EXERCISE TASK:
Copy out all lines of the records in which the word "title" appears.

INPUT RECORDS:
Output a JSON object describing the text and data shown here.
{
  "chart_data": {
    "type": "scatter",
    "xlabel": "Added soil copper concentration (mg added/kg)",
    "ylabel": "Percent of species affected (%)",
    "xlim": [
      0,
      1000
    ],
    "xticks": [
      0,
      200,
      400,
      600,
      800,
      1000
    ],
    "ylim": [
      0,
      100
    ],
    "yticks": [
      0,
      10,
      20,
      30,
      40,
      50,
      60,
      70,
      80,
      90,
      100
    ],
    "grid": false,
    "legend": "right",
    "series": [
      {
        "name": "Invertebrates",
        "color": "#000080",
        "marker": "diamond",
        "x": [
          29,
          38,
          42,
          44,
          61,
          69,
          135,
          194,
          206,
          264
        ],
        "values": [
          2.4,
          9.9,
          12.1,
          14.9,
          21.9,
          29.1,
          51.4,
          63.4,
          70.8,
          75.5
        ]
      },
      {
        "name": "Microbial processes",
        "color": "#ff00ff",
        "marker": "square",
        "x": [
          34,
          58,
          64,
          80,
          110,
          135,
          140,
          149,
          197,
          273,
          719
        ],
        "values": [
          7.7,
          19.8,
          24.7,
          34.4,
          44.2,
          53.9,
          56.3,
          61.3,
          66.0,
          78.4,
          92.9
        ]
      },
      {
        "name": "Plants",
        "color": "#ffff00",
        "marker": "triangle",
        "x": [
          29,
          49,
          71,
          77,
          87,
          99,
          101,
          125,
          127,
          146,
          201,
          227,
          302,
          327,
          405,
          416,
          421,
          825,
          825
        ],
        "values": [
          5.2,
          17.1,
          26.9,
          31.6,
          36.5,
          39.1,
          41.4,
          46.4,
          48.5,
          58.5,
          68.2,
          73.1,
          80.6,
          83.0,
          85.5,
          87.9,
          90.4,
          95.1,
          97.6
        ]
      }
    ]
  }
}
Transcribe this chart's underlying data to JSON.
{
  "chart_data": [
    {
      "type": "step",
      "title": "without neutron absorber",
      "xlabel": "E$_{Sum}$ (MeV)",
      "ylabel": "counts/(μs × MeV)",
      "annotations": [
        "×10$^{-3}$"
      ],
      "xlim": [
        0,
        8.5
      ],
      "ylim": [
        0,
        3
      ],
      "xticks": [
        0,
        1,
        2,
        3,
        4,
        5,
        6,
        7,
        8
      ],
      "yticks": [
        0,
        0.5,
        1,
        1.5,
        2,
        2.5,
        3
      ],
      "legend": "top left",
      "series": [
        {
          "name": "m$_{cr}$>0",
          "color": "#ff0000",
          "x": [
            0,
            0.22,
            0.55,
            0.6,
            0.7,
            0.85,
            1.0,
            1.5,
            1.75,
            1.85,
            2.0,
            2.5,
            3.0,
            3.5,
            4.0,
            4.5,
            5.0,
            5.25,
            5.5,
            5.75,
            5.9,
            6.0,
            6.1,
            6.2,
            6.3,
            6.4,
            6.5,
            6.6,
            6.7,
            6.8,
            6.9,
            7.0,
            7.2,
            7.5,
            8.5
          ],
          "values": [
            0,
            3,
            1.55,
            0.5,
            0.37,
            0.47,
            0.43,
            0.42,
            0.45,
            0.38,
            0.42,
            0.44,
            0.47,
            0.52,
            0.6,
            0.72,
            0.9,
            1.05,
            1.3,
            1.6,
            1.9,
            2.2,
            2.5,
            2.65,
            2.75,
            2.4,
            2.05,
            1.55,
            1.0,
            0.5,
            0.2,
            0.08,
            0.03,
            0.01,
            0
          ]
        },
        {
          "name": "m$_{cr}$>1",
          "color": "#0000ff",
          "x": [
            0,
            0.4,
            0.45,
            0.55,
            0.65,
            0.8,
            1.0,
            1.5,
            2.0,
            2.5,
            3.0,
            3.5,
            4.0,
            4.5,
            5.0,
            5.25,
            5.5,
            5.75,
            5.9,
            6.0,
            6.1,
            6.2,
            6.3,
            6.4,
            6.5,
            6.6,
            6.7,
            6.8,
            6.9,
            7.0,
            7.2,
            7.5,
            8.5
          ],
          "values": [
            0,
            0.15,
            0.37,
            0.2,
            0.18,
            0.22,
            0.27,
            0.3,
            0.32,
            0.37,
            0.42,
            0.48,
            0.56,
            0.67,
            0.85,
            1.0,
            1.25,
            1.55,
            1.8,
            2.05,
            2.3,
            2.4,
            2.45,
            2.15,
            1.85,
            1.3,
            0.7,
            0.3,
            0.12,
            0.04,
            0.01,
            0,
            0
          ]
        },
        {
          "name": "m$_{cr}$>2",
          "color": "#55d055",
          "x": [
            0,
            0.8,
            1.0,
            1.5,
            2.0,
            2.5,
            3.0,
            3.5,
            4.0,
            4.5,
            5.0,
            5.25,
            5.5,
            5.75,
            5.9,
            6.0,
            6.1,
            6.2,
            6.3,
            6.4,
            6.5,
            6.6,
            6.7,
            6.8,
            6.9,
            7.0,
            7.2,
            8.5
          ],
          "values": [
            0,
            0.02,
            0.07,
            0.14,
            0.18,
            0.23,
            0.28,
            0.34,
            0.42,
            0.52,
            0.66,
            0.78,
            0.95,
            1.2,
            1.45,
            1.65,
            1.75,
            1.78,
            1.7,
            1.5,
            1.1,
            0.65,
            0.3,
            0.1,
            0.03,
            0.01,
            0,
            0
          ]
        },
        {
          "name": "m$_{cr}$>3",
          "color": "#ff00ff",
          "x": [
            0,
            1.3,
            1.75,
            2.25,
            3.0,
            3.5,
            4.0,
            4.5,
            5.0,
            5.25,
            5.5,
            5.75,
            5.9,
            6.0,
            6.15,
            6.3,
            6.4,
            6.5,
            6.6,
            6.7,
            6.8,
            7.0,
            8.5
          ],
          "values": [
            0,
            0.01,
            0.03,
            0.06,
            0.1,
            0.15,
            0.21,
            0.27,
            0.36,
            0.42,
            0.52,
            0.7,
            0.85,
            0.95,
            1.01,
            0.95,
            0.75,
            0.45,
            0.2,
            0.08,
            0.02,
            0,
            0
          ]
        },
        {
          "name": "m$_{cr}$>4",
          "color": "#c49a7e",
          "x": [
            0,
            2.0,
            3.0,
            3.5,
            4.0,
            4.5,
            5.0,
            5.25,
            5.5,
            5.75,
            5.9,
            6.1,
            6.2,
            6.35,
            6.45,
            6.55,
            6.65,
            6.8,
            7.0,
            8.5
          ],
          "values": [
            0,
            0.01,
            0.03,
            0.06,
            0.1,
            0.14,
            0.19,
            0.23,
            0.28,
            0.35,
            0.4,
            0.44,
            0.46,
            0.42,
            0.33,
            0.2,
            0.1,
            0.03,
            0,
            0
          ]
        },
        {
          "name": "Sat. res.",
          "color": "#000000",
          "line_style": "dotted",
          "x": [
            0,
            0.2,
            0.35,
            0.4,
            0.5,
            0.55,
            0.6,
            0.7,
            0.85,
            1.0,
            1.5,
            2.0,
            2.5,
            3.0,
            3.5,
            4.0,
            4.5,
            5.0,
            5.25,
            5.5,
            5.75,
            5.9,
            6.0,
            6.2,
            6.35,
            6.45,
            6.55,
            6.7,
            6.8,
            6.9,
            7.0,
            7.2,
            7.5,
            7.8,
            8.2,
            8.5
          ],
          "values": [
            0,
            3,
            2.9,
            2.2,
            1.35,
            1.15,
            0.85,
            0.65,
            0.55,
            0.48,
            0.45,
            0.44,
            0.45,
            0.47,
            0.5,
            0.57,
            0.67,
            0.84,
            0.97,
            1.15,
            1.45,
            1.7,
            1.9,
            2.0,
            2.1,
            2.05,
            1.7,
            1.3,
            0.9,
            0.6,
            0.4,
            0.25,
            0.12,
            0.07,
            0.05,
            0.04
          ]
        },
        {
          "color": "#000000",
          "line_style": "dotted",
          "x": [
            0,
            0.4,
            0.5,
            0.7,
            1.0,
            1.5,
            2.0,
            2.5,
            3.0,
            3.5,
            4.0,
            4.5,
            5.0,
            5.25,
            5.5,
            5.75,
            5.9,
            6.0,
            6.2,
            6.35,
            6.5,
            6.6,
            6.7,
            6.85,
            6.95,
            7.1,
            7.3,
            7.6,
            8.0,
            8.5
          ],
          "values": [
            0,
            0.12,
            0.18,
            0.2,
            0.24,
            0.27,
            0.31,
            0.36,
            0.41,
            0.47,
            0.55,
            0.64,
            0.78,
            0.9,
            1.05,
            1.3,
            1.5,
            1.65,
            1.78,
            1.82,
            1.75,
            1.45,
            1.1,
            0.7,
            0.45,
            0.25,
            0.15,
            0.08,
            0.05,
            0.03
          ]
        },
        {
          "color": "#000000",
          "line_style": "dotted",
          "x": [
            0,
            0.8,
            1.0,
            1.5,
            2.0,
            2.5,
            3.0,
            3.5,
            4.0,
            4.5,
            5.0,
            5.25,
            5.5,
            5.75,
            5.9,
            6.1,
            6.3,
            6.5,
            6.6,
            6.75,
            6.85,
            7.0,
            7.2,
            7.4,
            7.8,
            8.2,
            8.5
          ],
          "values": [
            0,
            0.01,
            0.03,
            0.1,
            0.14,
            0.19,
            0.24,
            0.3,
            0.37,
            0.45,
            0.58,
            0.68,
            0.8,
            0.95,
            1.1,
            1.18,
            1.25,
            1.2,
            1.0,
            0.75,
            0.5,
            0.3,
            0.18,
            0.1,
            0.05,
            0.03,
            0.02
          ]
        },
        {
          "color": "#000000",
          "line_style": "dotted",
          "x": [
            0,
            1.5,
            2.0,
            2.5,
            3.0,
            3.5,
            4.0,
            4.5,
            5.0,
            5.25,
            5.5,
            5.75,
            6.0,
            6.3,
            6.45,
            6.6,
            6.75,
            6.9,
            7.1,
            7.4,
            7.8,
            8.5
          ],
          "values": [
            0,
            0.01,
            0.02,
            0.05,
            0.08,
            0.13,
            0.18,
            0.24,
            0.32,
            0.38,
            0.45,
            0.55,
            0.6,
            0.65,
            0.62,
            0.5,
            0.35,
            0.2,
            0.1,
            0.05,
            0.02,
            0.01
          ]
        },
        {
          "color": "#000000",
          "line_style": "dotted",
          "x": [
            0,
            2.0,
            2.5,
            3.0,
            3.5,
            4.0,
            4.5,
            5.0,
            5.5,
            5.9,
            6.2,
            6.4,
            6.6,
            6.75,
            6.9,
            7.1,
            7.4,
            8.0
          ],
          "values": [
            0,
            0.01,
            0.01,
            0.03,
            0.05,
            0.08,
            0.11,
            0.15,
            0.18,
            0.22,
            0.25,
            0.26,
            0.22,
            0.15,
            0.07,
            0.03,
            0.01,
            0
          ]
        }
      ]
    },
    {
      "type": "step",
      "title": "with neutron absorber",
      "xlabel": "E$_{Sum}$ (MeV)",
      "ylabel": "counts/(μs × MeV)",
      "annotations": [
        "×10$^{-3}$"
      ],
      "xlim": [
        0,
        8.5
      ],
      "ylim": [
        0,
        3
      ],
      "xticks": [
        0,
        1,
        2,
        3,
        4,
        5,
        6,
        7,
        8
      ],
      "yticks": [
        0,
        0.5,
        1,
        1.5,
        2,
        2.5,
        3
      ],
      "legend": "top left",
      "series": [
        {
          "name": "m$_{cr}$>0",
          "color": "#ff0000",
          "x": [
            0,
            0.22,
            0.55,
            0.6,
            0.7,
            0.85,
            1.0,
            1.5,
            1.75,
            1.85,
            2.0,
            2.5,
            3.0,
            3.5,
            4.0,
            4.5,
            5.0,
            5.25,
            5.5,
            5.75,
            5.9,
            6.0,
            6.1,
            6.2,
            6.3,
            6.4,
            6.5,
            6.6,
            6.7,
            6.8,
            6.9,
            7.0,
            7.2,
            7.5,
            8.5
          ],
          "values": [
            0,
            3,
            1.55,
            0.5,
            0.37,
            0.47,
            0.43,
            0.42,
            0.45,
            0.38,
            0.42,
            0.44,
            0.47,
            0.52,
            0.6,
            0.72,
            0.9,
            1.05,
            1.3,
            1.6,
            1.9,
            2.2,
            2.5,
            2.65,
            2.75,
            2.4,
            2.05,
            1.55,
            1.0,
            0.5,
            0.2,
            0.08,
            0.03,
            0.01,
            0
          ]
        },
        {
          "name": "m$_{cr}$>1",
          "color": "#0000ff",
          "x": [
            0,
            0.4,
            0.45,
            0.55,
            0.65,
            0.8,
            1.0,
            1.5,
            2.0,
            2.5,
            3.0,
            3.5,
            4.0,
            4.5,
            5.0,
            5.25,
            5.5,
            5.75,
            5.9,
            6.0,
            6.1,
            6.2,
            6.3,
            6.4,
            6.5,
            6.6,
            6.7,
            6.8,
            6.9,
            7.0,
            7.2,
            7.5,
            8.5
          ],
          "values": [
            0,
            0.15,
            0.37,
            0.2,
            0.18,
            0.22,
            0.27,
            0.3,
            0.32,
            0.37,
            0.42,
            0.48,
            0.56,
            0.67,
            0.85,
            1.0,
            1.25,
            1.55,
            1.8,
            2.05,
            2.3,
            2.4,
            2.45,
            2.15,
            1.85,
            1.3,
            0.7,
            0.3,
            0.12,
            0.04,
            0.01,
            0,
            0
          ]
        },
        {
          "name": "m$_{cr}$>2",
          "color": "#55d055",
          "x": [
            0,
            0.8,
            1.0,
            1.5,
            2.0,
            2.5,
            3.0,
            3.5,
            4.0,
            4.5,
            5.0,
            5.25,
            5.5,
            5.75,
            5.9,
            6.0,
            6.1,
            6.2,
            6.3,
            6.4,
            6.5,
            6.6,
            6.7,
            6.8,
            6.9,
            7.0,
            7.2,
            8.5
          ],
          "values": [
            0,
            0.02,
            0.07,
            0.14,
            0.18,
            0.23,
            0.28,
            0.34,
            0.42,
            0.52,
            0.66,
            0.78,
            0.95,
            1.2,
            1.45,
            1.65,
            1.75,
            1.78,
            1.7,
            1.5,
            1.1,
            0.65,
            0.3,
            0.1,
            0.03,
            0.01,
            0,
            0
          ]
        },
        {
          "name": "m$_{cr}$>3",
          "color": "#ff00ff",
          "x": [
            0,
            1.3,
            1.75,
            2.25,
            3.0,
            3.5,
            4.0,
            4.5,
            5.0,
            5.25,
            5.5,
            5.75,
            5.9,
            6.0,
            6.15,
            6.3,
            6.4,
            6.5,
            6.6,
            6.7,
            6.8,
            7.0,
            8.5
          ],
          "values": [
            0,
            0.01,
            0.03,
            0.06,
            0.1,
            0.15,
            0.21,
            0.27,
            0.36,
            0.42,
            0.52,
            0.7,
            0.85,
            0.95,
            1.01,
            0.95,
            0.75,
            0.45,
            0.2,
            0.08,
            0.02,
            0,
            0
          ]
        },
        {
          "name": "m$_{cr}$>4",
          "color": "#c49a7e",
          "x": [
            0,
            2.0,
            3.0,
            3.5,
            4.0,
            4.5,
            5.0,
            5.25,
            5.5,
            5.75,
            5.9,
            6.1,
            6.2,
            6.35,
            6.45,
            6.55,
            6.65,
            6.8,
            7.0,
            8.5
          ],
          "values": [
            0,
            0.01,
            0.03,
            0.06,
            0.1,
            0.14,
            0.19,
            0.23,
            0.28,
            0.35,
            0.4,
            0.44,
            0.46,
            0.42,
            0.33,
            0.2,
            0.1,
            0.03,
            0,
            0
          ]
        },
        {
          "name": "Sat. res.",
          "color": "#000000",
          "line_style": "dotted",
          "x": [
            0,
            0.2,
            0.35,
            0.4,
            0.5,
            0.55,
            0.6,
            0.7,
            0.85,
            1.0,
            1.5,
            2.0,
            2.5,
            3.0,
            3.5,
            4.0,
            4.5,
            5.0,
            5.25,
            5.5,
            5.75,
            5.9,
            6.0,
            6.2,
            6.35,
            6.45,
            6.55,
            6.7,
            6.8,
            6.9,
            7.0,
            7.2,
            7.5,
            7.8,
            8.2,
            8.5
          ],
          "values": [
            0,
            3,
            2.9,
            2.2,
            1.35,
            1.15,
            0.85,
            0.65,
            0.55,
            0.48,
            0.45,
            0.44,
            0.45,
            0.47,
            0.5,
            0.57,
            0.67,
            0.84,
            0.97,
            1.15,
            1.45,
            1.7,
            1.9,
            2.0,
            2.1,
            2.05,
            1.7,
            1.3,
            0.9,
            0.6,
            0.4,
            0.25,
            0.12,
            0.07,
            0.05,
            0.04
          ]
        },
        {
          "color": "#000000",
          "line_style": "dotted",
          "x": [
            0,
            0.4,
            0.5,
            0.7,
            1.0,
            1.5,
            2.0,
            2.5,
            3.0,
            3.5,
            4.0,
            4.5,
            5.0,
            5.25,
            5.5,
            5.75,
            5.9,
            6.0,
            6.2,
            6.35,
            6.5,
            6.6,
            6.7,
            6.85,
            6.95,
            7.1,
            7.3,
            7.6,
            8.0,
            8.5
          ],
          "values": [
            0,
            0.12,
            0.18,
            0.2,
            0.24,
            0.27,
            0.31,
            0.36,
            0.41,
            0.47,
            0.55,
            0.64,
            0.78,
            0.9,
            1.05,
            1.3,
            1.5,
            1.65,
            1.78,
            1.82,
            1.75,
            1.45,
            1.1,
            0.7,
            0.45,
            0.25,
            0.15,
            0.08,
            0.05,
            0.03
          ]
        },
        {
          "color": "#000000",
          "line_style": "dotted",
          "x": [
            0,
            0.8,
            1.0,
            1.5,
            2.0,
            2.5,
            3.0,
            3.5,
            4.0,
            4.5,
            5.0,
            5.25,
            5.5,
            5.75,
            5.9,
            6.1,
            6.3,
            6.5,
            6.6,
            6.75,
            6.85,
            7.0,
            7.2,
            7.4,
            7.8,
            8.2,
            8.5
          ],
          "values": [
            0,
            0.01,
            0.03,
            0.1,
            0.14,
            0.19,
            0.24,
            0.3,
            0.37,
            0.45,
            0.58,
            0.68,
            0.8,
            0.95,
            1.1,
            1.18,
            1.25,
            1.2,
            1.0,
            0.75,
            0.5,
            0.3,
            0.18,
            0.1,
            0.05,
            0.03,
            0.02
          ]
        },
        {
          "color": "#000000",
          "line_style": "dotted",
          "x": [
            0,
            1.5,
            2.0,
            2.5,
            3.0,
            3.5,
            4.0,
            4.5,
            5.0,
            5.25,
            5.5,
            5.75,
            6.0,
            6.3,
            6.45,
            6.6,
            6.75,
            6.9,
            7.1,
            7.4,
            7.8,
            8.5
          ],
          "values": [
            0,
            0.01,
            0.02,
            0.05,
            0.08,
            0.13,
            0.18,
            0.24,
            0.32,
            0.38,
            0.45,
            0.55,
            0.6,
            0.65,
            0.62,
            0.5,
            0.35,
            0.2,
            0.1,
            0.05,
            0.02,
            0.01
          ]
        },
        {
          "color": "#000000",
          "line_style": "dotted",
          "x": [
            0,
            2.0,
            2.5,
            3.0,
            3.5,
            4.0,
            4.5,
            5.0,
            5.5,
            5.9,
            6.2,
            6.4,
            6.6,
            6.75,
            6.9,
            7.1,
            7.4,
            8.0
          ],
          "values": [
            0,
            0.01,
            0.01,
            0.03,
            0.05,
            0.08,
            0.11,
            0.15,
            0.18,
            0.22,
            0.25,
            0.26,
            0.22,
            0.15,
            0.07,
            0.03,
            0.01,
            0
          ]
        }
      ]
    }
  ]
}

ANSWER TO THE TASK:
      "title": "without neutron absorber",
      "title": "with neutron absorber",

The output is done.